*Required task*: Track down every line below that holds "新闻作者" and copy it.

** Start Data supplied **

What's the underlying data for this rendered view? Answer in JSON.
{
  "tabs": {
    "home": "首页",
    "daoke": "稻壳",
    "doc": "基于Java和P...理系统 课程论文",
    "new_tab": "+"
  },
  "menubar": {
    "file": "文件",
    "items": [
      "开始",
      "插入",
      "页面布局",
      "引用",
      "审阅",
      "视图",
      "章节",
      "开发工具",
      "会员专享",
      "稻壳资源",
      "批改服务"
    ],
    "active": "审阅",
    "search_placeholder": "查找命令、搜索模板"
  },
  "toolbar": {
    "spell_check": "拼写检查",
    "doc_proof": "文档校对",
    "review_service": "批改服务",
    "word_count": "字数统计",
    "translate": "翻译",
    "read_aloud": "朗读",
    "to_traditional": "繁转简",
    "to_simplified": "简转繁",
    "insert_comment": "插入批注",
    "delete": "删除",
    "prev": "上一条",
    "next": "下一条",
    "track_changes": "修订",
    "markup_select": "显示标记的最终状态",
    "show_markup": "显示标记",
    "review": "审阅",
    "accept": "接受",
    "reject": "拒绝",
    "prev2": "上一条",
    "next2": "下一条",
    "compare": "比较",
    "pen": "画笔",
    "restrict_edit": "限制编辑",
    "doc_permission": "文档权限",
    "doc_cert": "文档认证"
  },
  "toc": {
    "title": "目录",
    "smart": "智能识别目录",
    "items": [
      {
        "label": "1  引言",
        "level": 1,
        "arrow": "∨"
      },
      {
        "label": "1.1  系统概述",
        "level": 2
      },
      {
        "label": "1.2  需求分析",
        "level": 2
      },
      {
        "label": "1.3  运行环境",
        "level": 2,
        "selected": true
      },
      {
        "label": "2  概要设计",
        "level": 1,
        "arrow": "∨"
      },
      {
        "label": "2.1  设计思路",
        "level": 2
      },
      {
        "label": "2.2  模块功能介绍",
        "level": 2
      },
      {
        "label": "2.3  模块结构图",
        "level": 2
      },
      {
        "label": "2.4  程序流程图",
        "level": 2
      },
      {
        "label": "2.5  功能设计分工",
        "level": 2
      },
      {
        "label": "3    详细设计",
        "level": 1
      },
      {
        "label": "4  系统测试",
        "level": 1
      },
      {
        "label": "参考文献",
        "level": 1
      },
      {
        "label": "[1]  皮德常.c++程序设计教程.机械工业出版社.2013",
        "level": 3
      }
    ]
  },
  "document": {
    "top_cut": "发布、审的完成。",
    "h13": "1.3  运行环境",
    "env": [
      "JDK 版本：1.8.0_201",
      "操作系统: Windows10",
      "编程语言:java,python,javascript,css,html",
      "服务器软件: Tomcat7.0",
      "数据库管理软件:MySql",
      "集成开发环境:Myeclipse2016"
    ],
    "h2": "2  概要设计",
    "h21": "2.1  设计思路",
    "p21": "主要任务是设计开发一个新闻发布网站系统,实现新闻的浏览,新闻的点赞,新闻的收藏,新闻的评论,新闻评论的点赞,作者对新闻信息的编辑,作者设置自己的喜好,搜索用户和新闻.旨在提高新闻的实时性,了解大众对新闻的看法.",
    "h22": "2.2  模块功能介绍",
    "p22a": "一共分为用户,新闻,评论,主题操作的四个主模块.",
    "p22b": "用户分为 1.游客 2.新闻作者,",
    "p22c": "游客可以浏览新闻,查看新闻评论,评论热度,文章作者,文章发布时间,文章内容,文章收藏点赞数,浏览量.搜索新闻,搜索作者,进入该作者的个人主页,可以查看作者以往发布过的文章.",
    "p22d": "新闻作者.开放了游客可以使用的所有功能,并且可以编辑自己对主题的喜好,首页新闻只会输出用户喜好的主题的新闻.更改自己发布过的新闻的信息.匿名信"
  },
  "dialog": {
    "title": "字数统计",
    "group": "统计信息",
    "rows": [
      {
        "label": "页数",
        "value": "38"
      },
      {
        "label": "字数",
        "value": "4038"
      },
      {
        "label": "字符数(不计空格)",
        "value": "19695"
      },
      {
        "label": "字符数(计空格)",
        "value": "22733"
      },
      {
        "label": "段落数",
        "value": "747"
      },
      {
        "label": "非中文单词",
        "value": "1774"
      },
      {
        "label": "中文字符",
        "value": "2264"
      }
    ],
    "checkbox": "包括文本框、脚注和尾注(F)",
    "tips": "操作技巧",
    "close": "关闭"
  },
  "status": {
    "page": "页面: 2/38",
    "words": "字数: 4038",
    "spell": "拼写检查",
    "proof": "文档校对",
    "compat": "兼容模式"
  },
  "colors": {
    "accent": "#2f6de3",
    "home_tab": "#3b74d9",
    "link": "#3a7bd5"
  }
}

** End Data supplied **

*Exercise solution*:
    "p22b": "用户分为 1.游客 2.新闻作者,",
    "p22d": "新闻作者.开放了游客可以使用的所有功能,并且可以编辑自己对主题的喜好,首页新闻只会输出用户喜好的主题的新闻.更改自己发布过的新闻的信息.匿名信"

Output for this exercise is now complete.